**Stated exercise:** Extract every entry word for word. Skip the pictures.

# # # #

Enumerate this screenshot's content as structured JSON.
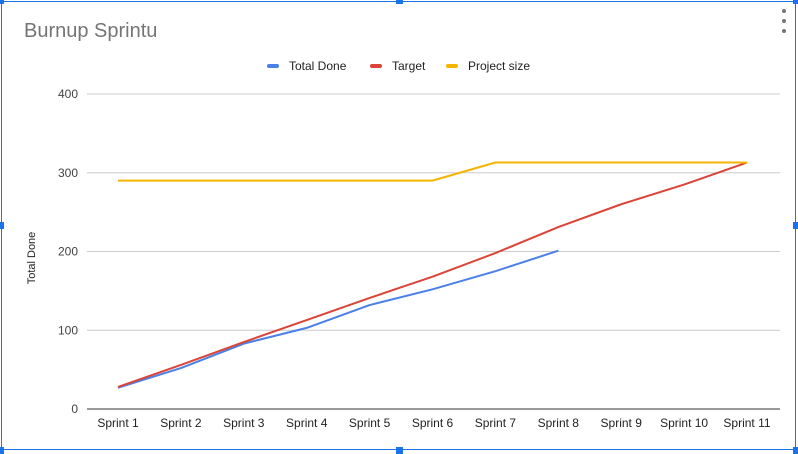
{
  "chart_data": {
    "type": "line",
    "title": "Burnup Sprintu",
    "ylabel": "Total Done",
    "xlabel": "",
    "ylim": [
      0,
      400
    ],
    "yticks": [
      0,
      100,
      200,
      300,
      400
    ],
    "grid": true,
    "legend_position": "top",
    "categories": [
      "Sprint 1",
      "Sprint 2",
      "Sprint 3",
      "Sprint 4",
      "Sprint 5",
      "Sprint 6",
      "Sprint 7",
      "Sprint 8",
      "Sprint 9",
      "Sprint 10",
      "Sprint 11"
    ],
    "series": [
      {
        "name": "Total Done",
        "color": "#4a80e8",
        "values": [
          27,
          52,
          83,
          103,
          132,
          152,
          175,
          201,
          null,
          null,
          null
        ]
      },
      {
        "name": "Target",
        "color": "#db4437",
        "values": [
          28,
          56,
          85,
          113,
          141,
          168,
          198,
          231,
          260,
          285,
          313
        ]
      },
      {
        "name": "Project size",
        "color": "#f4b400",
        "values": [
          290,
          290,
          290,
          290,
          290,
          290,
          313,
          313,
          313,
          313,
          313
        ]
      }
    ]
  },
  "colors": {
    "frame": "#1a73e8",
    "grid": "#cccccc",
    "axis": "#333333",
    "title": "#757575"
  },
  "icons": {
    "menu": "more-vert-icon"
  }
}
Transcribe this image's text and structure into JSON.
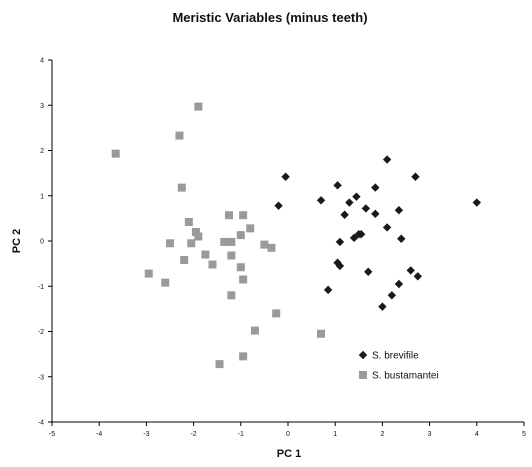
{
  "chart_data": {
    "type": "scatter",
    "title": "Meristic Variables (minus teeth)",
    "xlabel": "PC 1",
    "ylabel": "PC 2",
    "xlim": [
      -5,
      5
    ],
    "ylim": [
      -4,
      4
    ],
    "xticks": [
      "-5",
      "-4",
      "-3",
      "-2",
      "-1",
      "0",
      "1",
      "2",
      "3",
      "4",
      "5"
    ],
    "yticks": [
      "4",
      "3",
      "2",
      "1",
      "0",
      "-1",
      "-2",
      "-3",
      "-4"
    ],
    "grid": false,
    "legend_position": "bottom-right",
    "series": [
      {
        "name": "S. brevifile",
        "marker": "diamond",
        "color": "#1a1a1a",
        "points": [
          [
            -0.2,
            0.78
          ],
          [
            -0.05,
            1.42
          ],
          [
            0.7,
            0.9
          ],
          [
            1.05,
            1.23
          ],
          [
            1.3,
            0.85
          ],
          [
            1.45,
            0.98
          ],
          [
            1.65,
            0.72
          ],
          [
            1.85,
            1.18
          ],
          [
            1.85,
            0.6
          ],
          [
            2.1,
            1.8
          ],
          [
            2.1,
            0.3
          ],
          [
            2.35,
            0.68
          ],
          [
            2.7,
            1.42
          ],
          [
            4.0,
            0.85
          ],
          [
            1.2,
            0.58
          ],
          [
            1.5,
            0.15
          ],
          [
            1.4,
            0.07
          ],
          [
            1.1,
            -0.02
          ],
          [
            1.55,
            0.15
          ],
          [
            2.4,
            0.05
          ],
          [
            1.05,
            -0.48
          ],
          [
            1.1,
            -0.55
          ],
          [
            1.7,
            -0.68
          ],
          [
            2.6,
            -0.65
          ],
          [
            2.75,
            -0.78
          ],
          [
            2.35,
            -0.95
          ],
          [
            0.85,
            -1.08
          ],
          [
            2.2,
            -1.2
          ],
          [
            2.0,
            -1.45
          ]
        ]
      },
      {
        "name": "S. bustamantei",
        "marker": "square",
        "color": "#9a9a9a",
        "points": [
          [
            -3.65,
            1.93
          ],
          [
            -1.9,
            2.97
          ],
          [
            -2.3,
            2.33
          ],
          [
            -2.25,
            1.18
          ],
          [
            -2.1,
            0.42
          ],
          [
            -1.95,
            0.2
          ],
          [
            -1.25,
            0.57
          ],
          [
            -0.95,
            0.57
          ],
          [
            -0.8,
            0.28
          ],
          [
            -1.0,
            0.13
          ],
          [
            -2.5,
            -0.05
          ],
          [
            -2.05,
            -0.05
          ],
          [
            -1.9,
            0.1
          ],
          [
            -1.35,
            -0.02
          ],
          [
            -1.2,
            -0.02
          ],
          [
            -1.75,
            -0.3
          ],
          [
            -1.2,
            -0.32
          ],
          [
            -0.5,
            -0.08
          ],
          [
            -0.35,
            -0.15
          ],
          [
            -2.2,
            -0.42
          ],
          [
            -1.6,
            -0.52
          ],
          [
            -1.0,
            -0.58
          ],
          [
            -2.95,
            -0.72
          ],
          [
            -2.6,
            -0.92
          ],
          [
            -0.95,
            -0.85
          ],
          [
            -1.2,
            -1.2
          ],
          [
            -0.25,
            -1.6
          ],
          [
            -0.7,
            -1.98
          ],
          [
            0.7,
            -2.05
          ],
          [
            -0.95,
            -2.55
          ],
          [
            -1.45,
            -2.72
          ]
        ]
      }
    ]
  }
}
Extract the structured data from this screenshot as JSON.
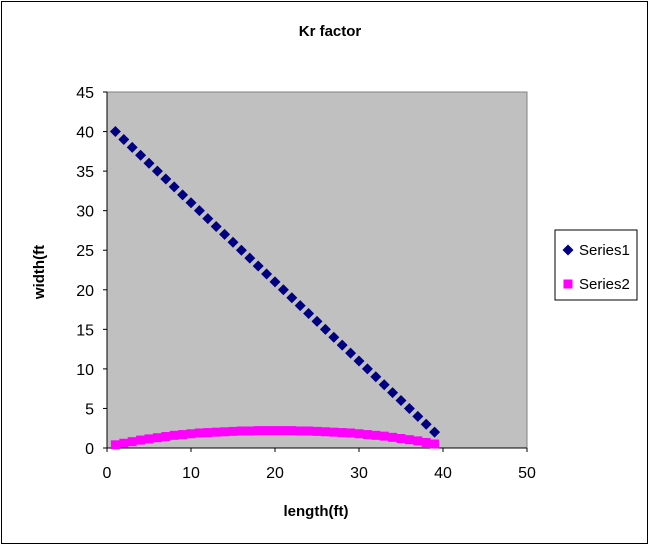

# # # #

**Answer to the exercise:**
Enumerate this screenshot's content as structured JSON.
{
  "chart_data": {
    "type": "line",
    "title": "Burnup Sprintu",
    "ylabel": "Total Done",
    "xlabel": "",
    "ylim": [
      0,
      400
    ],
    "yticks": [
      0,
      100,
      200,
      300,
      400
    ],
    "grid": true,
    "legend_position": "top",
    "categories": [
      "Sprint 1",
      "Sprint 2",
      "Sprint 3",
      "Sprint 4",
      "Sprint 5",
      "Sprint 6",
      "Sprint 7",
      "Sprint 8",
      "Sprint 9",
      "Sprint 10",
      "Sprint 11"
    ],
    "series": [
      {
        "name": "Total Done",
        "color": "#4a80e8",
        "values": [
          27,
          52,
          83,
          103,
          132,
          152,
          175,
          201,
          null,
          null,
          null
        ]
      },
      {
        "name": "Target",
        "color": "#db4437",
        "values": [
          28,
          56,
          85,
          113,
          141,
          168,
          198,
          231,
          260,
          285,
          313
        ]
      },
      {
        "name": "Project size",
        "color": "#f4b400",
        "values": [
          290,
          290,
          290,
          290,
          290,
          290,
          313,
          313,
          313,
          313,
          313
        ]
      }
    ]
  },
  "colors": {
    "frame": "#1a73e8",
    "grid": "#cccccc",
    "axis": "#333333",
    "title": "#757575"
  },
  "icons": {
    "menu": "more-vert-icon"
  }
}
Transcribe this image's text and structure into JSON.
{
  "chart_data": {
    "type": "scatter",
    "title": "Meristic Variables (minus teeth)",
    "xlabel": "PC 1",
    "ylabel": "PC 2",
    "xlim": [
      -5,
      5
    ],
    "ylim": [
      -4,
      4
    ],
    "xticks": [
      "-5",
      "-4",
      "-3",
      "-2",
      "-1",
      "0",
      "1",
      "2",
      "3",
      "4",
      "5"
    ],
    "yticks": [
      "4",
      "3",
      "2",
      "1",
      "0",
      "-1",
      "-2",
      "-3",
      "-4"
    ],
    "grid": false,
    "legend_position": "bottom-right",
    "series": [
      {
        "name": "S. brevifile",
        "marker": "diamond",
        "color": "#1a1a1a",
        "points": [
          [
            -0.2,
            0.78
          ],
          [
            -0.05,
            1.42
          ],
          [
            0.7,
            0.9
          ],
          [
            1.05,
            1.23
          ],
          [
            1.3,
            0.85
          ],
          [
            1.45,
            0.98
          ],
          [
            1.65,
            0.72
          ],
          [
            1.85,
            1.18
          ],
          [
            1.85,
            0.6
          ],
          [
            2.1,
            1.8
          ],
          [
            2.1,
            0.3
          ],
          [
            2.35,
            0.68
          ],
          [
            2.7,
            1.42
          ],
          [
            4.0,
            0.85
          ],
          [
            1.2,
            0.58
          ],
          [
            1.5,
            0.15
          ],
          [
            1.4,
            0.07
          ],
          [
            1.1,
            -0.02
          ],
          [
            1.55,
            0.15
          ],
          [
            2.4,
            0.05
          ],
          [
            1.05,
            -0.48
          ],
          [
            1.1,
            -0.55
          ],
          [
            1.7,
            -0.68
          ],
          [
            2.6,
            -0.65
          ],
          [
            2.75,
            -0.78
          ],
          [
            2.35,
            -0.95
          ],
          [
            0.85,
            -1.08
          ],
          [
            2.2,
            -1.2
          ],
          [
            2.0,
            -1.45
          ]
        ]
      },
      {
        "name": "S. bustamantei",
        "marker": "square",
        "color": "#9a9a9a",
        "points": [
          [
            -3.65,
            1.93
          ],
          [
            -1.9,
            2.97
          ],
          [
            -2.3,
            2.33
          ],
          [
            -2.25,
            1.18
          ],
          [
            -2.1,
            0.42
          ],
          [
            -1.95,
            0.2
          ],
          [
            -1.25,
            0.57
          ],
          [
            -0.95,
            0.57
          ],
          [
            -0.8,
            0.28
          ],
          [
            -1.0,
            0.13
          ],
          [
            -2.5,
            -0.05
          ],
          [
            -2.05,
            -0.05
          ],
          [
            -1.9,
            0.1
          ],
          [
            -1.35,
            -0.02
          ],
          [
            -1.2,
            -0.02
          ],
          [
            -1.75,
            -0.3
          ],
          [
            -1.2,
            -0.32
          ],
          [
            -0.5,
            -0.08
          ],
          [
            -0.35,
            -0.15
          ],
          [
            -2.2,
            -0.42
          ],
          [
            -1.6,
            -0.52
          ],
          [
            -1.0,
            -0.58
          ],
          [
            -2.95,
            -0.72
          ],
          [
            -2.6,
            -0.92
          ],
          [
            -0.95,
            -0.85
          ],
          [
            -1.2,
            -1.2
          ],
          [
            -0.25,
            -1.6
          ],
          [
            -0.7,
            -1.98
          ],
          [
            0.7,
            -2.05
          ],
          [
            -0.95,
            -2.55
          ],
          [
            -1.45,
            -2.72
          ]
        ]
      }
    ]
  }
}
Extract the structured data from this screenshot as JSON.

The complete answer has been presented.